Requirement: In the listing below, locate the lines that hold "title" and copy them.

Supplied records:
----------------

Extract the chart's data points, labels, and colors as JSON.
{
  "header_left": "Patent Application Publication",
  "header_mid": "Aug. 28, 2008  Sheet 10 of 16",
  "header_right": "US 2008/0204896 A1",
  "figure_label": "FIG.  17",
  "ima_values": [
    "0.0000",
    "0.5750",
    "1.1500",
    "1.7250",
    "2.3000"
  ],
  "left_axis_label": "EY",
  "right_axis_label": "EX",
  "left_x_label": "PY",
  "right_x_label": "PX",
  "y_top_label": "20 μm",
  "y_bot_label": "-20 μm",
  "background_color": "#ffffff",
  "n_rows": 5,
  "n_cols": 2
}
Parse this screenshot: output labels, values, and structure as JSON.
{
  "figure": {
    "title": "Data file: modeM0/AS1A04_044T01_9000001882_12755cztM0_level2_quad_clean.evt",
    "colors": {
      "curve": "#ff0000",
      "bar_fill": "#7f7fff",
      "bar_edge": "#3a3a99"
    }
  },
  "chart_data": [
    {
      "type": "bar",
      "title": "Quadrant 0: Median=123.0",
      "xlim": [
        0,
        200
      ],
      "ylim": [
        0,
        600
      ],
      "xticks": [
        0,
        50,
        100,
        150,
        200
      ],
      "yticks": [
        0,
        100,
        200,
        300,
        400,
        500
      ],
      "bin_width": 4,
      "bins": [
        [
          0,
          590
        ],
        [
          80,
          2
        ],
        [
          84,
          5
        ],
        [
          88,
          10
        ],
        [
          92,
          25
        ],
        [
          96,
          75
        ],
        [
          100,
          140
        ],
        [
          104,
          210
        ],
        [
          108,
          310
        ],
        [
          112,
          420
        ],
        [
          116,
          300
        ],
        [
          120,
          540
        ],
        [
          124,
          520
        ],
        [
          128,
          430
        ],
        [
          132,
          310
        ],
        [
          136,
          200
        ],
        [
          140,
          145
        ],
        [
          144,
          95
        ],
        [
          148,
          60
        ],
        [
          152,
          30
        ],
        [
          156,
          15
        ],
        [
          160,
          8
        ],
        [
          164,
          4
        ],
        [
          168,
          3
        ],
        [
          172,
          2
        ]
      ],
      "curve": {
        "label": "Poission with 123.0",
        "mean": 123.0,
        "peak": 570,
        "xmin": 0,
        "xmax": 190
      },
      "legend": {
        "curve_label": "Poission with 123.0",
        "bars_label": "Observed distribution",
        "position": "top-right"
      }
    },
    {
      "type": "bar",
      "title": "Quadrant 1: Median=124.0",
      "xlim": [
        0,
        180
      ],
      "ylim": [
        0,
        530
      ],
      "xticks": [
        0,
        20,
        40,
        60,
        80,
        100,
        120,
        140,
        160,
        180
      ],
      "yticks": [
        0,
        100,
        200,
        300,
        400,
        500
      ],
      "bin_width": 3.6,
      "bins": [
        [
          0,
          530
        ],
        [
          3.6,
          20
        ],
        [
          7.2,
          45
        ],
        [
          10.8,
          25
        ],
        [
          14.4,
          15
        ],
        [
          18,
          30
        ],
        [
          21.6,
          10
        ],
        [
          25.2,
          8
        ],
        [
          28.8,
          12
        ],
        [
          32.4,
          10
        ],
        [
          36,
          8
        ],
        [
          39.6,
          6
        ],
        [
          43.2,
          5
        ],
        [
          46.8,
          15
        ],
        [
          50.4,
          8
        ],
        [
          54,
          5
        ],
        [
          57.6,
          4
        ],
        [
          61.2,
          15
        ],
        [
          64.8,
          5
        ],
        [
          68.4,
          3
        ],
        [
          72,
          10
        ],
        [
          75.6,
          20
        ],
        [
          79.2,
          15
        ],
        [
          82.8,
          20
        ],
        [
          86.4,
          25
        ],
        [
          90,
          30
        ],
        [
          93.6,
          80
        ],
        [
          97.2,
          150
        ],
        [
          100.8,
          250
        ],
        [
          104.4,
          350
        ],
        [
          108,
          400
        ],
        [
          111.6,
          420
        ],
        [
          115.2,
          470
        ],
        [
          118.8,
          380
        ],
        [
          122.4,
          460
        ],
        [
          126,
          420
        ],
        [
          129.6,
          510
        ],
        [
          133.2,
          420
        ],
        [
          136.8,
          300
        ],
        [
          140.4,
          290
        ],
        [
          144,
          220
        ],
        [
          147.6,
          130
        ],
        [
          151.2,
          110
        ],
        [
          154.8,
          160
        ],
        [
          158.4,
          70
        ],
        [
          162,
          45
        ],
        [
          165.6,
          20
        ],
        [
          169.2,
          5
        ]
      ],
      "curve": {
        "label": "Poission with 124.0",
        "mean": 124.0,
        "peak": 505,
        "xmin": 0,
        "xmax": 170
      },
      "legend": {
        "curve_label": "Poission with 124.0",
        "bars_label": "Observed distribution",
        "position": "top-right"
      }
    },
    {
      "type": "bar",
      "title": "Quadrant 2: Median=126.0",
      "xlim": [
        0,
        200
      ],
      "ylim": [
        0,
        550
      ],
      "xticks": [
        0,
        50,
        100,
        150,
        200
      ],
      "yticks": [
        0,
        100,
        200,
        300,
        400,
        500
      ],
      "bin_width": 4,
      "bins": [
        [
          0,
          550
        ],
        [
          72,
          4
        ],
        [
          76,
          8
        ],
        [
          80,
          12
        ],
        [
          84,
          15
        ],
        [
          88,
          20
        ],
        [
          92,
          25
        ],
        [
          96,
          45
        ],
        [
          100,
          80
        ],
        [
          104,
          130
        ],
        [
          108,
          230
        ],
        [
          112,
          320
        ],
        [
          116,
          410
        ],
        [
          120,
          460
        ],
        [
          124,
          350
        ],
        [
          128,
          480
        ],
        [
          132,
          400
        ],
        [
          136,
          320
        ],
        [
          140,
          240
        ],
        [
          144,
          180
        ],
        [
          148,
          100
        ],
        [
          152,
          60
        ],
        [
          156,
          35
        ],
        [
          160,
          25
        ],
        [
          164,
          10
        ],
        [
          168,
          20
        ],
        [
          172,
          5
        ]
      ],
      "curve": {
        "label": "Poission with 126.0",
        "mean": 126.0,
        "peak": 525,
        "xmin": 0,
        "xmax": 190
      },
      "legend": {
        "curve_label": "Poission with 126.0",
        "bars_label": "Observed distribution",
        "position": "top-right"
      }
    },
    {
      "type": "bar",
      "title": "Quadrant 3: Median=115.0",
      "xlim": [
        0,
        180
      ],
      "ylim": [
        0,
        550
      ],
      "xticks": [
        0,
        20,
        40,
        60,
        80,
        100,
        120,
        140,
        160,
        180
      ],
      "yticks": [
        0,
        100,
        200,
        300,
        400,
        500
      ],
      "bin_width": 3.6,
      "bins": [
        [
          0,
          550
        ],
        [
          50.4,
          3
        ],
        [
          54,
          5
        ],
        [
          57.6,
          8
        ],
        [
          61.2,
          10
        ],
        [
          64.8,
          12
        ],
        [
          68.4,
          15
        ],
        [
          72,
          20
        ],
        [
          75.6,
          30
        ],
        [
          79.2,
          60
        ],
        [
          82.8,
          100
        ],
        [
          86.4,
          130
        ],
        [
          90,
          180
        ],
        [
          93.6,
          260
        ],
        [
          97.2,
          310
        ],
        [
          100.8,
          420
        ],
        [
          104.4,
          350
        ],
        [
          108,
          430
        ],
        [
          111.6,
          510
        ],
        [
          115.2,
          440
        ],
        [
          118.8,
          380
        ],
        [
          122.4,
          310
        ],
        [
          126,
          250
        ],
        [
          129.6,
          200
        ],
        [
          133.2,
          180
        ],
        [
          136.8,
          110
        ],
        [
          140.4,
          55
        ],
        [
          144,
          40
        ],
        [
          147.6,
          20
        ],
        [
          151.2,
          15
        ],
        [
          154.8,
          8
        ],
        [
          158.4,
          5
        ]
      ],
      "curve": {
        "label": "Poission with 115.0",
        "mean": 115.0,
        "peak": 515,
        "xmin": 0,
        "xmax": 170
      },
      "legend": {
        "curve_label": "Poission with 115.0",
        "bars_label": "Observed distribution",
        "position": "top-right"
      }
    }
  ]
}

----------------

Solved exercise:
    "title": "Data file: modeM0/AS1A04_044T01_9000001882_12755cztM0_level2_quad_clean.evt",
      "title": "Quadrant 0: Median=123.0",
      "title": "Quadrant 1: Median=124.0",
      "title": "Quadrant 2: Median=126.0",
      "title": "Quadrant 3: Median=115.0",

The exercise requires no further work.